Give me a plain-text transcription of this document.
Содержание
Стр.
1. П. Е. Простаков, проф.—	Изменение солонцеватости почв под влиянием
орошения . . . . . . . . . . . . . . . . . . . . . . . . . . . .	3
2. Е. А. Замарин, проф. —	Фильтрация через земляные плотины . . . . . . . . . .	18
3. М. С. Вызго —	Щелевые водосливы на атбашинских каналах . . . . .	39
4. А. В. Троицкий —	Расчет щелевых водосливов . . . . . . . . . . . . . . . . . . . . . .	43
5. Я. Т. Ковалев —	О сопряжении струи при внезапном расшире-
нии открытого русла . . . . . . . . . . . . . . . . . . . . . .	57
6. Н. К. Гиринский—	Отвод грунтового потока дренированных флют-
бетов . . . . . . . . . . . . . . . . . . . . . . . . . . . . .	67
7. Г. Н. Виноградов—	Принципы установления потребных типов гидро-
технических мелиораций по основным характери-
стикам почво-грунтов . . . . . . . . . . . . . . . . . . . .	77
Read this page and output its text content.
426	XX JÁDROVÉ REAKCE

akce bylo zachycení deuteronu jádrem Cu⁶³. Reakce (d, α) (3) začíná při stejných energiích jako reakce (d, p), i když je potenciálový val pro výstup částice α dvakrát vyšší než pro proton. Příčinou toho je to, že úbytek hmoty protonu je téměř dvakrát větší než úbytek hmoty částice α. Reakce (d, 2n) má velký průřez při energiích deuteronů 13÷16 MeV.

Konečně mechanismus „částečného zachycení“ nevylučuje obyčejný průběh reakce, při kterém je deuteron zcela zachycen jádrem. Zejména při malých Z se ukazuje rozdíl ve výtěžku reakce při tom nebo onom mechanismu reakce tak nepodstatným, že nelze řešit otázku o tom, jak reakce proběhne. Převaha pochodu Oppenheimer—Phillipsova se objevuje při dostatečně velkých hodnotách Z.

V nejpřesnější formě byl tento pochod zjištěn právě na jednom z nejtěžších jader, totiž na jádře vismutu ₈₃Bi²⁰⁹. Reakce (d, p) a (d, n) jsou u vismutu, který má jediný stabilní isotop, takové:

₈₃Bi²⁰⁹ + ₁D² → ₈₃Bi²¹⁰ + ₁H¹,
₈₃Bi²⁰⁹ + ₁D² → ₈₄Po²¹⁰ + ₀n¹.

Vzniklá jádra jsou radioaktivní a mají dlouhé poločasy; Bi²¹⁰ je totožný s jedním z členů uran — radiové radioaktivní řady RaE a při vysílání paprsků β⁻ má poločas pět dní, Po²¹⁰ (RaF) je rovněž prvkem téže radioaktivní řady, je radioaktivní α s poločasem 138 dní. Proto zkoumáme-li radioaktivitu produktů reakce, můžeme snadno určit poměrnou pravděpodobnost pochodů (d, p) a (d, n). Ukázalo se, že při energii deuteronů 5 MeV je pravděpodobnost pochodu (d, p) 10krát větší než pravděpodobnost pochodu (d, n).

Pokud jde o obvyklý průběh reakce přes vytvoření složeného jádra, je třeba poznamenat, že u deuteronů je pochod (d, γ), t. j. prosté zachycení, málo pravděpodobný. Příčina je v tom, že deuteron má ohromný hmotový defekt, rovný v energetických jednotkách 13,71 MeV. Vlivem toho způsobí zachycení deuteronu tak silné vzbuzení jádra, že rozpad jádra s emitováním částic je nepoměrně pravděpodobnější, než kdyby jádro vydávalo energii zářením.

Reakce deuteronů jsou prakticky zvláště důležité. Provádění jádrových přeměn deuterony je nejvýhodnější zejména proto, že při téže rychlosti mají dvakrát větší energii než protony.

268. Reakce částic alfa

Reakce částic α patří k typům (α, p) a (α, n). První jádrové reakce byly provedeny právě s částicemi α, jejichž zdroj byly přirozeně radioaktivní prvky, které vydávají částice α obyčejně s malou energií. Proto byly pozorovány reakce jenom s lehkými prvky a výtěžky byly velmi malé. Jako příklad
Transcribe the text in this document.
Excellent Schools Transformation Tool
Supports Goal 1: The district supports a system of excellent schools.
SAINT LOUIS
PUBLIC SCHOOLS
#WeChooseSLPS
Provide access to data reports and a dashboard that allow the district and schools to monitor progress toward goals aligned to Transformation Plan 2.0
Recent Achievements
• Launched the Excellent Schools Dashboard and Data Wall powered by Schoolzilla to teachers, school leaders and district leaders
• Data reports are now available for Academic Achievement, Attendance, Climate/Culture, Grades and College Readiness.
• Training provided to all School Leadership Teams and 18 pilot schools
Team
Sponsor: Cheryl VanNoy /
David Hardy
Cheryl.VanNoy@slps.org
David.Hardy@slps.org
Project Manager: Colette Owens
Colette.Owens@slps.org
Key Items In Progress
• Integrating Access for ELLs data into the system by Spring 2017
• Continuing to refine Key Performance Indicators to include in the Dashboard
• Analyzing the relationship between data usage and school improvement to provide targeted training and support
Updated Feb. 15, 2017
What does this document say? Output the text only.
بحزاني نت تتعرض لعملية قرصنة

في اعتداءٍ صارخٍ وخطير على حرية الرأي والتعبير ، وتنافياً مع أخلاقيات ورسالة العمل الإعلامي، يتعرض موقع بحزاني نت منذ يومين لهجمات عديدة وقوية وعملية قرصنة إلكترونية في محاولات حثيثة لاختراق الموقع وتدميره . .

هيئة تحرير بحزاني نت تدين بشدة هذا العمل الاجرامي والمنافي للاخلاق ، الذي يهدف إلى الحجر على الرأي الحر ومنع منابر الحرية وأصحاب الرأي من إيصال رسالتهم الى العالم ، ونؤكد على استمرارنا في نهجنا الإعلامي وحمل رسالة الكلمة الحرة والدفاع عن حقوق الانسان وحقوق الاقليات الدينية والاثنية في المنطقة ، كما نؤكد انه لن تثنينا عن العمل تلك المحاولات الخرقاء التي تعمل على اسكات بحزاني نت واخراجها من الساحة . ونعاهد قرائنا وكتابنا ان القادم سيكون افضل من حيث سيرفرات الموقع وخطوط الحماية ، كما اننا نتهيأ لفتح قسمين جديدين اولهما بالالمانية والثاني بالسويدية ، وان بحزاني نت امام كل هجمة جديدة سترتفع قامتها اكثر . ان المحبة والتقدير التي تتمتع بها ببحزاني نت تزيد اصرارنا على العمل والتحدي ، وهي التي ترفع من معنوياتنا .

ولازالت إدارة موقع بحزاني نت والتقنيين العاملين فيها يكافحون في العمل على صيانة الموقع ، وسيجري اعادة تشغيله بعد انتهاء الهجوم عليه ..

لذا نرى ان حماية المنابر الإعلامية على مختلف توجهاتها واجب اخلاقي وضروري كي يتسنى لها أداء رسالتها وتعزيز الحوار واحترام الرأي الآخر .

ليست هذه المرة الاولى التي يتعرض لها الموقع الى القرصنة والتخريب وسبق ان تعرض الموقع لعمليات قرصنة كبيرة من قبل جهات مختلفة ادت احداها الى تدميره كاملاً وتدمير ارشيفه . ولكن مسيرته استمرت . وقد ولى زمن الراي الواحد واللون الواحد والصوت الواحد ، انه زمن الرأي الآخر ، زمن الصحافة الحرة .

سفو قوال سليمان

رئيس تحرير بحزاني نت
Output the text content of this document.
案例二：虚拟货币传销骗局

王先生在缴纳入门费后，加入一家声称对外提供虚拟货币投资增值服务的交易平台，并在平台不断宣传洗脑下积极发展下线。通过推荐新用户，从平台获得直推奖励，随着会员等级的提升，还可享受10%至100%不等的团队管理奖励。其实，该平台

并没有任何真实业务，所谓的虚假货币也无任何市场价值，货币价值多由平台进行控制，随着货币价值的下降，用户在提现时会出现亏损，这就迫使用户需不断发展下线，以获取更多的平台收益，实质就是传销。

--------------------------------------------------

Problem requirements: Output every record above exactly as it appears.

Finished task:
Give me a plain-text transcription of this document.
Содержание
Стр.
1. П. Е. Простаков, проф.—	Изменение солонцеватости почв под влиянием
орошения . . . . . . . . . . . . . . . . . . . . . . . . . . . .	3
2. Е. А. Замарин, проф. —	Фильтрация через земляные плотины . . . . . . . . . .	18
3. М. С. Вызго —	Щелевые водосливы на атбашинских каналах . . . . .	39
4. А. В. Троицкий —	Расчет щелевых водосливов . . . . . . . . . . . . . . . . . . . . . .	43
5. Я. Т. Ковалев —	О сопряжении струи при внезапном расшире-
нии открытого русла . . . . . . . . . . . . . . . . . . . . . .	57
6. Н. К. Гиринский—	Отвод грунтового потока дренированных флют-
бетов . . . . . . . . . . . . . . . . . . . . . . . . . . . . .	67
7. Г. Н. Виноградов—	Принципы установления потребных типов гидро-
технических мелиораций по основным характери-
стикам почво-грунтов . . . . . . . . . . . . . . . . . . . .	77
Read this page and output its text content.
426	XX JÁDROVÉ REAKCE

akce bylo zachycení deuteronu jádrem Cu⁶³. Reakce (d, α) (3) začíná při stejných energiích jako reakce (d, p), i když je potenciálový val pro výstup částice α dvakrát vyšší než pro proton. Příčinou toho je to, že úbytek hmoty protonu je téměř dvakrát větší než úbytek hmoty částice α. Reakce (d, 2n) má velký průřez při energiích deuteronů 13÷16 MeV.

Konečně mechanismus „částečného zachycení“ nevylučuje obyčejný průběh reakce, při kterém je deuteron zcela zachycen jádrem. Zejména při malých Z se ukazuje rozdíl ve výtěžku reakce při tom nebo onom mechanismu reakce tak nepodstatným, že nelze řešit otázku o tom, jak reakce proběhne. Převaha pochodu Oppenheimer—Phillipsova se objevuje při dostatečně velkých hodnotách Z.

V nejpřesnější formě byl tento pochod zjištěn právě na jednom z nejtěžších jader, totiž na jádře vismutu ₈₃Bi²⁰⁹. Reakce (d, p) a (d, n) jsou u vismutu, který má jediný stabilní isotop, takové:

₈₃Bi²⁰⁹ + ₁D² → ₈₃Bi²¹⁰ + ₁H¹,
₈₃Bi²⁰⁹ + ₁D² → ₈₄Po²¹⁰ + ₀n¹.

Vzniklá jádra jsou radioaktivní a mají dlouhé poločasy; Bi²¹⁰ je totožný s jedním z členů uran — radiové radioaktivní řady RaE a při vysílání paprsků β⁻ má poločas pět dní, Po²¹⁰ (RaF) je rovněž prvkem téže radioaktivní řady, je radioaktivní α s poločasem 138 dní. Proto zkoumáme-li radioaktivitu produktů reakce, můžeme snadno určit poměrnou pravděpodobnost pochodů (d, p) a (d, n). Ukázalo se, že při energii deuteronů 5 MeV je pravděpodobnost pochodu (d, p) 10krát větší než pravděpodobnost pochodu (d, n).

Pokud jde o obvyklý průběh reakce přes vytvoření složeného jádra, je třeba poznamenat, že u deuteronů je pochod (d, γ), t. j. prosté zachycení, málo pravděpodobný. Příčina je v tom, že deuteron má ohromný hmotový defekt, rovný v energetických jednotkách 13,71 MeV. Vlivem toho způsobí zachycení deuteronu tak silné vzbuzení jádra, že rozpad jádra s emitováním částic je nepoměrně pravděpodobnější, než kdyby jádro vydávalo energii zářením.

Reakce deuteronů jsou prakticky zvláště důležité. Provádění jádrových přeměn deuterony je nejvýhodnější zejména proto, že při téže rychlosti mají dvakrát větší energii než protony.

268. Reakce částic alfa

Reakce částic α patří k typům (α, p) a (α, n). První jádrové reakce byly provedeny právě s částicemi α, jejichž zdroj byly přirozeně radioaktivní prvky, které vydávají částice α obyčejně s malou energií. Proto byly pozorovány reakce jenom s lehkými prvky a výtěžky byly velmi malé. Jako příklad
Transcribe the text in this document.
Excellent Schools Transformation Tool
Supports Goal 1: The district supports a system of excellent schools.
SAINT LOUIS
PUBLIC SCHOOLS
#WeChooseSLPS
Provide access to data reports and a dashboard that allow the district and schools to monitor progress toward goals aligned to Transformation Plan 2.0
Recent Achievements
• Launched the Excellent Schools Dashboard and Data Wall powered by Schoolzilla to teachers, school leaders and district leaders
• Data reports are now available for Academic Achievement, Attendance, Climate/Culture, Grades and College Readiness.
• Training provided to all School Leadership Teams and 18 pilot schools
Team
Sponsor: Cheryl VanNoy /
David Hardy
Cheryl.VanNoy@slps.org
David.Hardy@slps.org
Project Manager: Colette Owens
Colette.Owens@slps.org
Key Items In Progress
• Integrating Access for ELLs data into the system by Spring 2017
• Continuing to refine Key Performance Indicators to include in the Dashboard
• Analyzing the relationship between data usage and school improvement to provide targeted training and support
Updated Feb. 15, 2017
What does this document say? Output the text only.
بحزاني نت تتعرض لعملية قرصنة

في اعتداءٍ صارخٍ وخطير على حرية الرأي والتعبير ، وتنافياً مع أخلاقيات ورسالة العمل الإعلامي، يتعرض موقع بحزاني نت منذ يومين لهجمات عديدة وقوية وعملية قرصنة إلكترونية في محاولات حثيثة لاختراق الموقع وتدميره . .

هيئة تحرير بحزاني نت تدين بشدة هذا العمل الاجرامي والمنافي للاخلاق ، الذي يهدف إلى الحجر على الرأي الحر ومنع منابر الحرية وأصحاب الرأي من إيصال رسالتهم الى العالم ، ونؤكد على استمرارنا في نهجنا الإعلامي وحمل رسالة الكلمة الحرة والدفاع عن حقوق الانسان وحقوق الاقليات الدينية والاثنية في المنطقة ، كما نؤكد انه لن تثنينا عن العمل تلك المحاولات الخرقاء التي تعمل على اسكات بحزاني نت واخراجها من الساحة . ونعاهد قرائنا وكتابنا ان القادم سيكون افضل من حيث سيرفرات الموقع وخطوط الحماية ، كما اننا نتهيأ لفتح قسمين جديدين اولهما بالالمانية والثاني بالسويدية ، وان بحزاني نت امام كل هجمة جديدة سترتفع قامتها اكثر . ان المحبة والتقدير التي تتمتع بها ببحزاني نت تزيد اصرارنا على العمل والتحدي ، وهي التي ترفع من معنوياتنا .

ولازالت إدارة موقع بحزاني نت والتقنيين العاملين فيها يكافحون في العمل على صيانة الموقع ، وسيجري اعادة تشغيله بعد انتهاء الهجوم عليه ..

لذا نرى ان حماية المنابر الإعلامية على مختلف توجهاتها واجب اخلاقي وضروري كي يتسنى لها أداء رسالتها وتعزيز الحوار واحترام الرأي الآخر .

ليست هذه المرة الاولى التي يتعرض لها الموقع الى القرصنة والتخريب وسبق ان تعرض الموقع لعمليات قرصنة كبيرة من قبل جهات مختلفة ادت احداها الى تدميره كاملاً وتدمير ارشيفه . ولكن مسيرته استمرت . وقد ولى زمن الراي الواحد واللون الواحد والصوت الواحد ، انه زمن الرأي الآخر ، زمن الصحافة الحرة .

سفو قوال سليمان

رئيس تحرير بحزاني نت
Output the text content of this document.
案例二：虚拟货币传销骗局

王先生在缴纳入门费后，加入一家声称对外提供虚拟货币投资增值服务的交易平台，并在平台不断宣传洗脑下积极发展下线。通过推荐新用户，从平台获得直推奖励，随着会员等级的提升，还可享受10%至100%不等的团队管理奖励。其实，该平台

并没有任何真实业务，所谓的虚假货币也无任何市场价值，货币价值多由平台进行控制，随着货币价值的下降，用户在提现时会出现亏损，这就迫使用户需不断发展下线，以获取更多的平台收益，实质就是传销。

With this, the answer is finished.